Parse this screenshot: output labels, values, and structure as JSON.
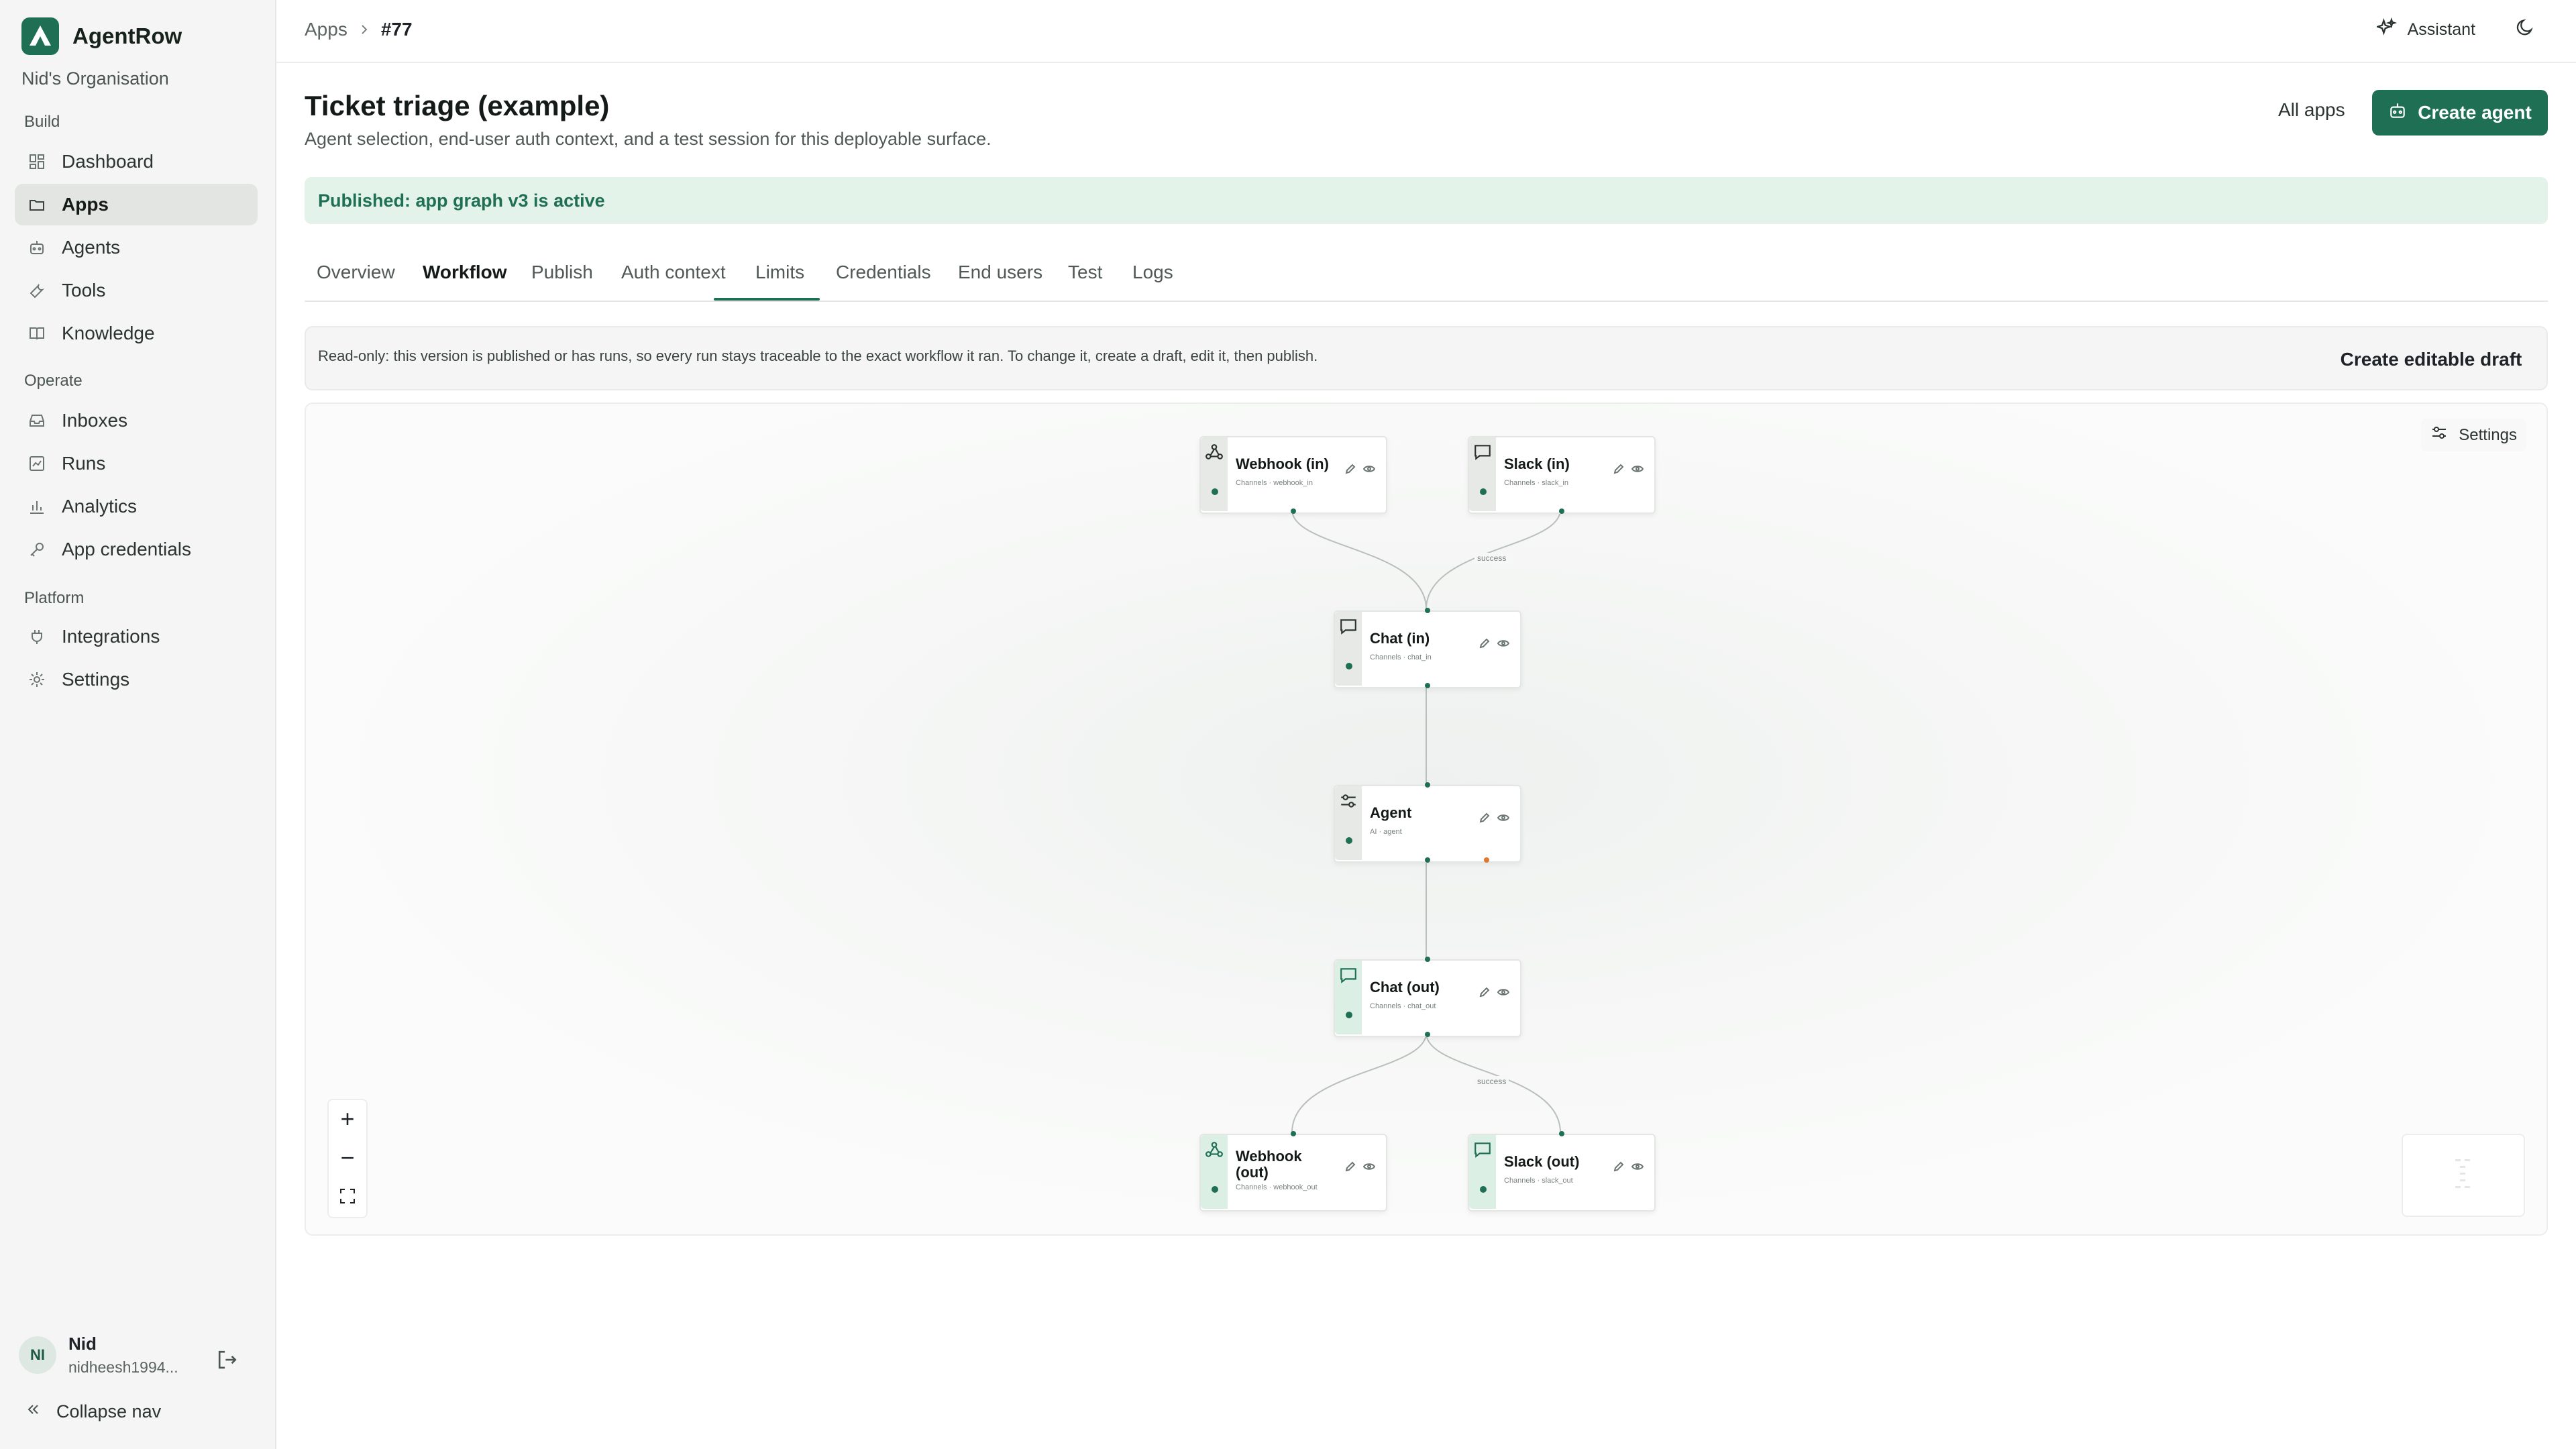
{
  "sidebar": {
    "brand": "AgentRow",
    "org": "Nid's Organisation",
    "sections": {
      "build": "Build",
      "operate": "Operate",
      "platform": "Platform"
    },
    "items": [
      {
        "label": "Dashboard",
        "icon": "dashboard-icon"
      },
      {
        "label": "Apps",
        "icon": "apps-icon",
        "active": true
      },
      {
        "label": "Agents",
        "icon": "robot-icon"
      },
      {
        "label": "Tools",
        "icon": "wrench-icon"
      },
      {
        "label": "Knowledge",
        "icon": "book-icon"
      },
      {
        "label": "Inboxes",
        "icon": "inbox-icon"
      },
      {
        "label": "Runs",
        "icon": "runs-icon"
      },
      {
        "label": "Analytics",
        "icon": "analytics-icon"
      },
      {
        "label": "App credentials",
        "icon": "key-icon"
      },
      {
        "label": "Integrations",
        "icon": "plug-icon"
      },
      {
        "label": "Settings",
        "icon": "gear-icon"
      }
    ],
    "user": {
      "initials": "NI",
      "name": "Nid",
      "email": "nidheesh1994..."
    },
    "collapse": "Collapse nav"
  },
  "topbar": {
    "breadcrumb": [
      "Apps",
      "#77"
    ],
    "assistant": "Assistant"
  },
  "page": {
    "title": "Ticket triage (example)",
    "subtitle": "Agent selection, end-user auth context, and a test session for this deployable surface.",
    "all_apps": "All apps",
    "create_agent": "Create agent",
    "banner": "Published: app graph v3 is active"
  },
  "tabs": [
    "Overview",
    "Workflow",
    "Publish",
    "Auth context",
    "Limits",
    "Credentials",
    "End users",
    "Test",
    "Logs"
  ],
  "active_tab": "Workflow",
  "readonly": {
    "text": "Read-only: this version is published or has runs, so every run stays traceable to the exact workflow it ran. To change it, create a draft, edit it, then publish.",
    "button": "Create editable draft"
  },
  "canvas": {
    "settings": "Settings",
    "edge_labels": [
      "success",
      "success"
    ],
    "nodes": [
      {
        "title": "Webhook (in)",
        "sub": "Channels · webhook_in",
        "icon": "webhook-icon"
      },
      {
        "title": "Slack (in)",
        "sub": "Channels · slack_in",
        "icon": "chat-icon"
      },
      {
        "title": "Chat (in)",
        "sub": "Channels · chat_in",
        "icon": "chat-icon"
      },
      {
        "title": "Agent",
        "sub": "AI · agent",
        "icon": "agent-icon"
      },
      {
        "title": "Chat (out)",
        "sub": "Channels · chat_out",
        "icon": "chat-icon"
      },
      {
        "title": "Webhook (out)",
        "sub": "Channels · webhook_out",
        "icon": "webhook-icon"
      },
      {
        "title": "Slack (out)",
        "sub": "Channels · slack_out",
        "icon": "chat-icon"
      }
    ],
    "zoom": {
      "in": "+",
      "out": "−"
    }
  }
}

◆ ◆ ◆

Work to do:
State the count of lines in the data holding the word "Channels", adding nothing to it.

Result for this task:
6